#### Supplied material

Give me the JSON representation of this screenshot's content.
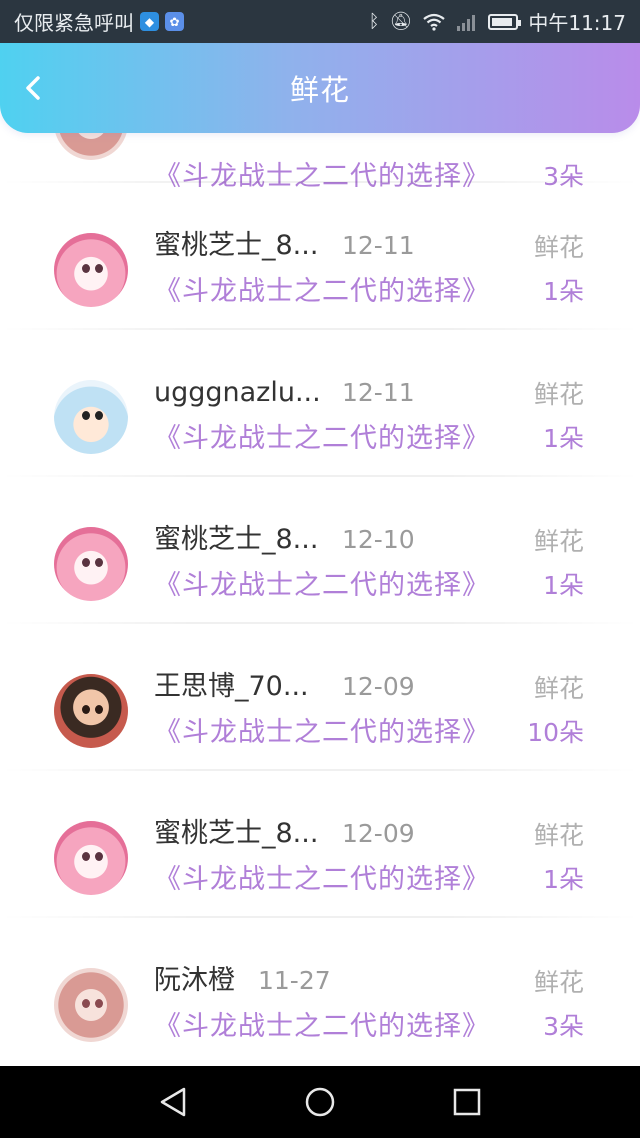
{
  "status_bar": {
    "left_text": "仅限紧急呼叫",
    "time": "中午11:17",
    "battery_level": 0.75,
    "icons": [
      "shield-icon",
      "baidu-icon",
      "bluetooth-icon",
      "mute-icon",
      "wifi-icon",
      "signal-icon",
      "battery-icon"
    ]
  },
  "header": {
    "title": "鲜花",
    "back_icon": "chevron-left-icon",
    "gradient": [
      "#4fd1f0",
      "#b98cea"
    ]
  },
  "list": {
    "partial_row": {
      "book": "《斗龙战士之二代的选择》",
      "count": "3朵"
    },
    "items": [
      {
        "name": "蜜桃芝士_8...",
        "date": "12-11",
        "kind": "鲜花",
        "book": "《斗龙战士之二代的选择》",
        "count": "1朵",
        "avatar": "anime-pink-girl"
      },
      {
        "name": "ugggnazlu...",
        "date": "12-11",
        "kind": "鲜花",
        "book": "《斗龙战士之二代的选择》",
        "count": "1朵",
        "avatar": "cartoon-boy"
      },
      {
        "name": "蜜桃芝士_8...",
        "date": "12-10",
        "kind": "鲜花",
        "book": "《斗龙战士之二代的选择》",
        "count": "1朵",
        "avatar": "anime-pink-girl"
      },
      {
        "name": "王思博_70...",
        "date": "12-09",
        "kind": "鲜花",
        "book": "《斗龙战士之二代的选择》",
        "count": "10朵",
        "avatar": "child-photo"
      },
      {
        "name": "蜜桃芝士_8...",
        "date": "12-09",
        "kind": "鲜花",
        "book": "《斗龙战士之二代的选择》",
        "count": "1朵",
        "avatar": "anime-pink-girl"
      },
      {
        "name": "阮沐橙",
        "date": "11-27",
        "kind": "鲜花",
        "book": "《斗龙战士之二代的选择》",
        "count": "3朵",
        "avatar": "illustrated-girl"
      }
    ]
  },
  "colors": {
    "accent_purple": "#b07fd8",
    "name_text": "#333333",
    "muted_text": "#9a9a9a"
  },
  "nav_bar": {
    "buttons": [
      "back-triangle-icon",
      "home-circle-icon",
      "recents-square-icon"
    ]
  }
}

########
#### Supplied material

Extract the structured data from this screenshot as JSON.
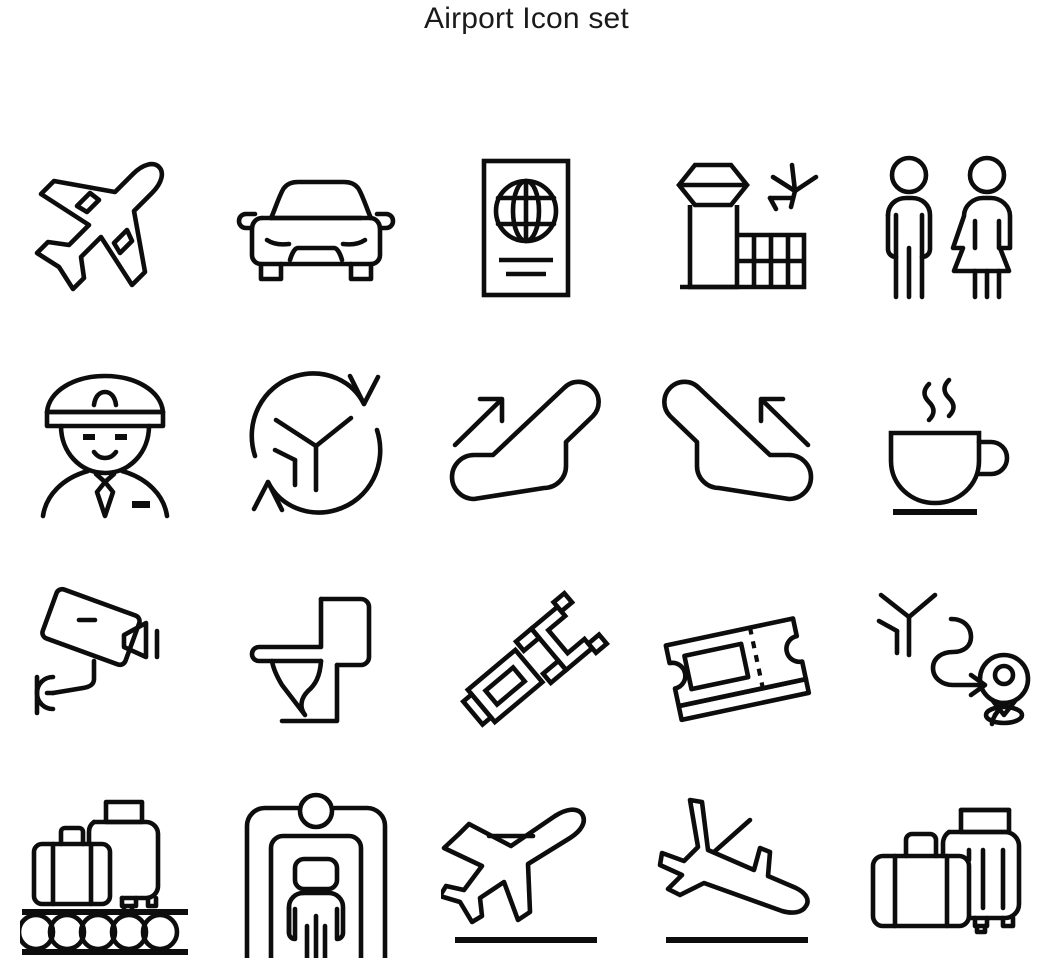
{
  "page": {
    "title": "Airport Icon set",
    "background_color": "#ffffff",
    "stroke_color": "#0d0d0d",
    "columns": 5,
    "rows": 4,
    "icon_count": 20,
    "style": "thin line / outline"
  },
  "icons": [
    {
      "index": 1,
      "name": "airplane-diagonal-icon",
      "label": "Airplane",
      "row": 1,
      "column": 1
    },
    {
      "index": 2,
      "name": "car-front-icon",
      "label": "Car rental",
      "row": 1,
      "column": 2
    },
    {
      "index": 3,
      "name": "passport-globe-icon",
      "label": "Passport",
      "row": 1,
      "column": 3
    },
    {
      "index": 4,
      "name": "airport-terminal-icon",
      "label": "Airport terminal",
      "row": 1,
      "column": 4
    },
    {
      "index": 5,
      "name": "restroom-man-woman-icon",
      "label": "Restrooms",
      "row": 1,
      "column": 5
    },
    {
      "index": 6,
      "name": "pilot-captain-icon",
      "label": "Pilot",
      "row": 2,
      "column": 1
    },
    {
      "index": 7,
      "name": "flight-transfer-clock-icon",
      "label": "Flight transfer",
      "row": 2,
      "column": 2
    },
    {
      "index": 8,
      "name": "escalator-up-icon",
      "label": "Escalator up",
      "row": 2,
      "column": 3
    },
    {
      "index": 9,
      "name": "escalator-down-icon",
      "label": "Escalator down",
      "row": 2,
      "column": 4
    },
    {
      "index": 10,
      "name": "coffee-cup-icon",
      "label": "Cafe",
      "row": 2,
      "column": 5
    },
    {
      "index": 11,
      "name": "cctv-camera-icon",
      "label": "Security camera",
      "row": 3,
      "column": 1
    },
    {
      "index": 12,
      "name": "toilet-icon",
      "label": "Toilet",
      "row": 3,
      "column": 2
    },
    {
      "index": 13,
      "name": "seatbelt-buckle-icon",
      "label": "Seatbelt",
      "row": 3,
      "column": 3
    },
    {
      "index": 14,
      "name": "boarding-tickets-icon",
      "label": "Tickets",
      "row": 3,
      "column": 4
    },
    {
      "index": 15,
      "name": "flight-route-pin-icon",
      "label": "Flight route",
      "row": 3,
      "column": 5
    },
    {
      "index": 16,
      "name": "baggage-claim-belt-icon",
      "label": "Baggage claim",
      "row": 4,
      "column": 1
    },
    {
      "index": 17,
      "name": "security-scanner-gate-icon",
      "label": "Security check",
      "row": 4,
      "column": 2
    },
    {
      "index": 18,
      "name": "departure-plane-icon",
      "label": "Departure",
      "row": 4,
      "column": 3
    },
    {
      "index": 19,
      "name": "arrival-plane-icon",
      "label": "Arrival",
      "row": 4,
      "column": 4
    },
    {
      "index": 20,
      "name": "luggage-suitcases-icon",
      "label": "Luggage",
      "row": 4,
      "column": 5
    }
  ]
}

########

▸ **Task directions**
Using the listing above, locate the lines that hold "down" and copy each one.

▸ **Exercise response**
      "name": "escalator-down-icon",
      "label": "Escalator down",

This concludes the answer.